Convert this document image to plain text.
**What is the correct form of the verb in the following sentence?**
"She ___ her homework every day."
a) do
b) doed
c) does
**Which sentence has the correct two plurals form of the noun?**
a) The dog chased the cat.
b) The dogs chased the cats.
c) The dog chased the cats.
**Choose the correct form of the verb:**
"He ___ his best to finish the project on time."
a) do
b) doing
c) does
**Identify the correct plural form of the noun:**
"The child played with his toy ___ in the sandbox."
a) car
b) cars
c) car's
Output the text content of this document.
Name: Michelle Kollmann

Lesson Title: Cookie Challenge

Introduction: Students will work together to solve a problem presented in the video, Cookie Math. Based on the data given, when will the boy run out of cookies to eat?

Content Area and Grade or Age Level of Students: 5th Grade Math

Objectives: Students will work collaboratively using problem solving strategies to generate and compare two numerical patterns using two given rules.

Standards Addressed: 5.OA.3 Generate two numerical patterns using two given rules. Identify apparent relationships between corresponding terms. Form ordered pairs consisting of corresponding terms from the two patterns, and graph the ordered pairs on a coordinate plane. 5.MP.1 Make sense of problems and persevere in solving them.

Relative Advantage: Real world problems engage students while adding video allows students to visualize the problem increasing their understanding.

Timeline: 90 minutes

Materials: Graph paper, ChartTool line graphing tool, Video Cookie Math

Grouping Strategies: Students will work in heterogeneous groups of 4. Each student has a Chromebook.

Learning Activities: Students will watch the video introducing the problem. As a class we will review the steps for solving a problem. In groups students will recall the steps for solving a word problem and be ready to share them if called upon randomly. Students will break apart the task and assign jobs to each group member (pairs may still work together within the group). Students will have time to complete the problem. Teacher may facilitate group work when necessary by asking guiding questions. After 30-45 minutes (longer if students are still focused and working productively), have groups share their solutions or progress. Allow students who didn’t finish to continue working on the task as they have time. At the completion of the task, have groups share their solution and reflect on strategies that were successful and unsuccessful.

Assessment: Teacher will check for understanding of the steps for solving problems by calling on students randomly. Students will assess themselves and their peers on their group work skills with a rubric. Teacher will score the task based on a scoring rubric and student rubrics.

-.-.-

• _Task details_
Write out every entry word for word.

• _Response_
Convert this document image to plain text.
**What is the correct form of the verb in the following sentence?**
"She ___ her homework every day."
a) do
b) doed
c) does
**Which sentence has the correct two plurals form of the noun?**
a) The dog chased the cat.
b) The dogs chased the cats.
c) The dog chased the cats.
**Choose the correct form of the verb:**
"He ___ his best to finish the project on time."
a) do
b) doing
c) does
**Identify the correct plural form of the noun:**
"The child played with his toy ___ in the sandbox."
a) car
b) cars
c) car's
Output the text content of this document.
Name: Michelle Kollmann

Lesson Title: Cookie Challenge

Introduction: Students will work together to solve a problem presented in the video, Cookie Math. Based on the data given, when will the boy run out of cookies to eat?

Content Area and Grade or Age Level of Students: 5th Grade Math

Objectives: Students will work collaboratively using problem solving strategies to generate and compare two numerical patterns using two given rules.

Standards Addressed: 5.OA.3 Generate two numerical patterns using two given rules. Identify apparent relationships between corresponding terms. Form ordered pairs consisting of corresponding terms from the two patterns, and graph the ordered pairs on a coordinate plane. 5.MP.1 Make sense of problems and persevere in solving them.

Relative Advantage: Real world problems engage students while adding video allows students to visualize the problem increasing their understanding.

Timeline: 90 minutes

Materials: Graph paper, ChartTool line graphing tool, Video Cookie Math

Grouping Strategies: Students will work in heterogeneous groups of 4. Each student has a Chromebook.

Learning Activities: Students will watch the video introducing the problem. As a class we will review the steps for solving a problem. In groups students will recall the steps for solving a word problem and be ready to share them if called upon randomly. Students will break apart the task and assign jobs to each group member (pairs may still work together within the group). Students will have time to complete the problem. Teacher may facilitate group work when necessary by asking guiding questions. After 30-45 minutes (longer if students are still focused and working productively), have groups share their solutions or progress. Allow students who didn’t finish to continue working on the task as they have time. At the completion of the task, have groups share their solution and reflect on strategies that were successful and unsuccessful.

Assessment: Teacher will check for understanding of the steps for solving problems by calling on students randomly. Students will assess themselves and their peers on their group work skills with a rubric. Teacher will score the task based on a scoring rubric and student rubrics.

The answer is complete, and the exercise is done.